### Short task
The exercise asks for every line of the data to be reproduced exactly.

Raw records
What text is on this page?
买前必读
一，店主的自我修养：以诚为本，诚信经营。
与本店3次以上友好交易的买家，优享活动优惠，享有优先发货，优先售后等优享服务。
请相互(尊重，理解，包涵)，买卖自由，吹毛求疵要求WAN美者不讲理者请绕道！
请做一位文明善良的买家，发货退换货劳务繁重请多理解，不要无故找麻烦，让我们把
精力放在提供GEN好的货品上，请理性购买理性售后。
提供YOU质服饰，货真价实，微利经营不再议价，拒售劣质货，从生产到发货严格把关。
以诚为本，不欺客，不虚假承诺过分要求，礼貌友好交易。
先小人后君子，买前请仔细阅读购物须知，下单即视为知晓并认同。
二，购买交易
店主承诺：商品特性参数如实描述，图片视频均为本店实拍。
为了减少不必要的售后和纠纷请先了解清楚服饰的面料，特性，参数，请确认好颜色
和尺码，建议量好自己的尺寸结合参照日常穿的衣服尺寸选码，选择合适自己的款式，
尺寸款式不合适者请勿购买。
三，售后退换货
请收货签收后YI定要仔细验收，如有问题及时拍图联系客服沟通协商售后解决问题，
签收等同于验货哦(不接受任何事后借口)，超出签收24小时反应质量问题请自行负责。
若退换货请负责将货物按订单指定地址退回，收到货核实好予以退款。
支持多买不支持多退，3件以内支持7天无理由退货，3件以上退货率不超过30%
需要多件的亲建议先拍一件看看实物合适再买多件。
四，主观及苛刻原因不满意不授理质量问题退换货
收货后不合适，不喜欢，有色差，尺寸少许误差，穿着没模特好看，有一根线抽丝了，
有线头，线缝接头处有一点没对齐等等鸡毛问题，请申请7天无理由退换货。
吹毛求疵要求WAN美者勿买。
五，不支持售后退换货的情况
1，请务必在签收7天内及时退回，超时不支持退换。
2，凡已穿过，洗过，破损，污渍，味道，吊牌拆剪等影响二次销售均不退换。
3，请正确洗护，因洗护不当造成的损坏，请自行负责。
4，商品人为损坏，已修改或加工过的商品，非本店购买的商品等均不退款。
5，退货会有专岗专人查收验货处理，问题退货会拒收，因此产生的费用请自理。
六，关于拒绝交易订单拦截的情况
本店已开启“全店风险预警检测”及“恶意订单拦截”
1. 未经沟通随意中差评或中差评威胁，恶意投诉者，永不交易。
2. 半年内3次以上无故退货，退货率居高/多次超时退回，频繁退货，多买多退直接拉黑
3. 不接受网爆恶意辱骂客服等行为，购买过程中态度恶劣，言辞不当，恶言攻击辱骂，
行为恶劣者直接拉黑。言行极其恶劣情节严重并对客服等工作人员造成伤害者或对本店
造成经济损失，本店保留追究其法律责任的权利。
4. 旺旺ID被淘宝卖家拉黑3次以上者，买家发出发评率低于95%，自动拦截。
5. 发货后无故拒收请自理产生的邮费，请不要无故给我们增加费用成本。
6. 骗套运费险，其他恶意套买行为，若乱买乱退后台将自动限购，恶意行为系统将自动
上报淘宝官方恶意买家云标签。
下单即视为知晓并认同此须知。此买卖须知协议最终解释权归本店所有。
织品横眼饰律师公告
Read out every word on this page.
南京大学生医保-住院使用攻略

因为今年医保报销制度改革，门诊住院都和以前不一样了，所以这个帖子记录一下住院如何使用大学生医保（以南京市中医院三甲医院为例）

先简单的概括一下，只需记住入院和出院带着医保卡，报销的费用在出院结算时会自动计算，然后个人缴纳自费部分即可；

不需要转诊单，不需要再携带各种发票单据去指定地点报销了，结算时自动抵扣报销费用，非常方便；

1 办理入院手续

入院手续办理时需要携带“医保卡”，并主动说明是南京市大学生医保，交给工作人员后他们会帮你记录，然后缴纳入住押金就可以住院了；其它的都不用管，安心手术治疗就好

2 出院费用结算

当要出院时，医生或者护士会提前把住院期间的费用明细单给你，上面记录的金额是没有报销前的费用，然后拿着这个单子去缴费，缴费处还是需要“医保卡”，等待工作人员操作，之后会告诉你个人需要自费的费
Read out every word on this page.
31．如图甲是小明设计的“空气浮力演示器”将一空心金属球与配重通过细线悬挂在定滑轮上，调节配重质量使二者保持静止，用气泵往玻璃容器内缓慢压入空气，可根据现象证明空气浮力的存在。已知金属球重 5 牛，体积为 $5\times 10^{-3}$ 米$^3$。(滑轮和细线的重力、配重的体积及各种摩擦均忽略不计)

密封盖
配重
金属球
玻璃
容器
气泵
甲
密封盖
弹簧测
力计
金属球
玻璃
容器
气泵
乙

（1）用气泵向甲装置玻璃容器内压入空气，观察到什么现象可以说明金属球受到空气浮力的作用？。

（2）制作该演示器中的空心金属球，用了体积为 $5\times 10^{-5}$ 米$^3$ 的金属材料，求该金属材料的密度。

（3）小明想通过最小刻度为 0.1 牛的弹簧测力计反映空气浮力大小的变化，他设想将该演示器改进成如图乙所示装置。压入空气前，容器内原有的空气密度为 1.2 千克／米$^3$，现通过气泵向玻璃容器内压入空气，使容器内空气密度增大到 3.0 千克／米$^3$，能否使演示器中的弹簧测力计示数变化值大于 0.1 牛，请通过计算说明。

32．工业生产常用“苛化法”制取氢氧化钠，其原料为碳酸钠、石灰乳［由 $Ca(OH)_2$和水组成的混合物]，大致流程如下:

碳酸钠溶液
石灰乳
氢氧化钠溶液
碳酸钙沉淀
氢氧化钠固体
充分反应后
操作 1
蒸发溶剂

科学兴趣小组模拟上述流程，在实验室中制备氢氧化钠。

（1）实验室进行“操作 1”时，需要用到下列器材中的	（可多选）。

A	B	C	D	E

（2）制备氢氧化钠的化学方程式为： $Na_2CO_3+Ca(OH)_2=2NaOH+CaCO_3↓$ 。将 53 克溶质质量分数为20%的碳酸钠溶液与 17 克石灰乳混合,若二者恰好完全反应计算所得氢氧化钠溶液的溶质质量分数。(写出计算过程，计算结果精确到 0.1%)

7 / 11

### The completed task
What text is on this page?
买前必读
一，店主的自我修养：以诚为本，诚信经营。
与本店3次以上友好交易的买家，优享活动优惠，享有优先发货，优先售后等优享服务。
请相互(尊重，理解，包涵)，买卖自由，吹毛求疵要求WAN美者不讲理者请绕道！
请做一位文明善良的买家，发货退换货劳务繁重请多理解，不要无故找麻烦，让我们把
精力放在提供GEN好的货品上，请理性购买理性售后。
提供YOU质服饰，货真价实，微利经营不再议价，拒售劣质货，从生产到发货严格把关。
以诚为本，不欺客，不虚假承诺过分要求，礼貌友好交易。
先小人后君子，买前请仔细阅读购物须知，下单即视为知晓并认同。
二，购买交易
店主承诺：商品特性参数如实描述，图片视频均为本店实拍。
为了减少不必要的售后和纠纷请先了解清楚服饰的面料，特性，参数，请确认好颜色
和尺码，建议量好自己的尺寸结合参照日常穿的衣服尺寸选码，选择合适自己的款式，
尺寸款式不合适者请勿购买。
三，售后退换货
请收货签收后YI定要仔细验收，如有问题及时拍图联系客服沟通协商售后解决问题，
签收等同于验货哦(不接受任何事后借口)，超出签收24小时反应质量问题请自行负责。
若退换货请负责将货物按订单指定地址退回，收到货核实好予以退款。
支持多买不支持多退，3件以内支持7天无理由退货，3件以上退货率不超过30%
需要多件的亲建议先拍一件看看实物合适再买多件。
四，主观及苛刻原因不满意不授理质量问题退换货
收货后不合适，不喜欢，有色差，尺寸少许误差，穿着没模特好看，有一根线抽丝了，
有线头，线缝接头处有一点没对齐等等鸡毛问题，请申请7天无理由退换货。
吹毛求疵要求WAN美者勿买。
五，不支持售后退换货的情况
1，请务必在签收7天内及时退回，超时不支持退换。
2，凡已穿过，洗过，破损，污渍，味道，吊牌拆剪等影响二次销售均不退换。
3，请正确洗护，因洗护不当造成的损坏，请自行负责。
4，商品人为损坏，已修改或加工过的商品，非本店购买的商品等均不退款。
5，退货会有专岗专人查收验货处理，问题退货会拒收，因此产生的费用请自理。
六，关于拒绝交易订单拦截的情况
本店已开启“全店风险预警检测”及“恶意订单拦截”
1. 未经沟通随意中差评或中差评威胁，恶意投诉者，永不交易。
2. 半年内3次以上无故退货，退货率居高/多次超时退回，频繁退货，多买多退直接拉黑
3. 不接受网爆恶意辱骂客服等行为，购买过程中态度恶劣，言辞不当，恶言攻击辱骂，
行为恶劣者直接拉黑。言行极其恶劣情节严重并对客服等工作人员造成伤害者或对本店
造成经济损失，本店保留追究其法律责任的权利。
4. 旺旺ID被淘宝卖家拉黑3次以上者，买家发出发评率低于95%，自动拦截。
5. 发货后无故拒收请自理产生的邮费，请不要无故给我们增加费用成本。
6. 骗套运费险，其他恶意套买行为，若乱买乱退后台将自动限购，恶意行为系统将自动
上报淘宝官方恶意买家云标签。
下单即视为知晓并认同此须知。此买卖须知协议最终解释权归本店所有。
织品横眼饰律师公告
Read out every word on this page.
南京大学生医保-住院使用攻略

因为今年医保报销制度改革，门诊住院都和以前不一样了，所以这个帖子记录一下住院如何使用大学生医保（以南京市中医院三甲医院为例）

先简单的概括一下，只需记住入院和出院带着医保卡，报销的费用在出院结算时会自动计算，然后个人缴纳自费部分即可；

不需要转诊单，不需要再携带各种发票单据去指定地点报销了，结算时自动抵扣报销费用，非常方便；

1 办理入院手续

入院手续办理时需要携带“医保卡”，并主动说明是南京市大学生医保，交给工作人员后他们会帮你记录，然后缴纳入住押金就可以住院了；其它的都不用管，安心手术治疗就好

2 出院费用结算

当要出院时，医生或者护士会提前把住院期间的费用明细单给你，上面记录的金额是没有报销前的费用，然后拿着这个单子去缴费，缴费处还是需要“医保卡”，等待工作人员操作，之后会告诉你个人需要自费的费
Read out every word on this page.
31．如图甲是小明设计的“空气浮力演示器”将一空心金属球与配重通过细线悬挂在定滑轮上，调节配重质量使二者保持静止，用气泵往玻璃容器内缓慢压入空气，可根据现象证明空气浮力的存在。已知金属球重 5 牛，体积为 $5\times 10^{-3}$ 米$^3$。(滑轮和细线的重力、配重的体积及各种摩擦均忽略不计)

密封盖
配重
金属球
玻璃
容器
气泵
甲
密封盖
弹簧测
力计
金属球
玻璃
容器
气泵
乙

（1）用气泵向甲装置玻璃容器内压入空气，观察到什么现象可以说明金属球受到空气浮力的作用？。

（2）制作该演示器中的空心金属球，用了体积为 $5\times 10^{-5}$ 米$^3$ 的金属材料，求该金属材料的密度。

（3）小明想通过最小刻度为 0.1 牛的弹簧测力计反映空气浮力大小的变化，他设想将该演示器改进成如图乙所示装置。压入空气前，容器内原有的空气密度为 1.2 千克／米$^3$，现通过气泵向玻璃容器内压入空气，使容器内空气密度增大到 3.0 千克／米$^3$，能否使演示器中的弹簧测力计示数变化值大于 0.1 牛，请通过计算说明。

32．工业生产常用“苛化法”制取氢氧化钠，其原料为碳酸钠、石灰乳［由 $Ca(OH)_2$和水组成的混合物]，大致流程如下:

碳酸钠溶液
石灰乳
氢氧化钠溶液
碳酸钙沉淀
氢氧化钠固体
充分反应后
操作 1
蒸发溶剂

科学兴趣小组模拟上述流程，在实验室中制备氢氧化钠。

（1）实验室进行“操作 1”时，需要用到下列器材中的	（可多选）。

A	B	C	D	E

（2）制备氢氧化钠的化学方程式为： $Na_2CO_3+Ca(OH)_2=2NaOH+CaCO_3↓$ 。将 53 克溶质质量分数为20%的碳酸钠溶液与 17 克石灰乳混合,若二者恰好完全反应计算所得氢氧化钠溶液的溶质质量分数。(写出计算过程，计算结果精确到 0.1%)

7 / 11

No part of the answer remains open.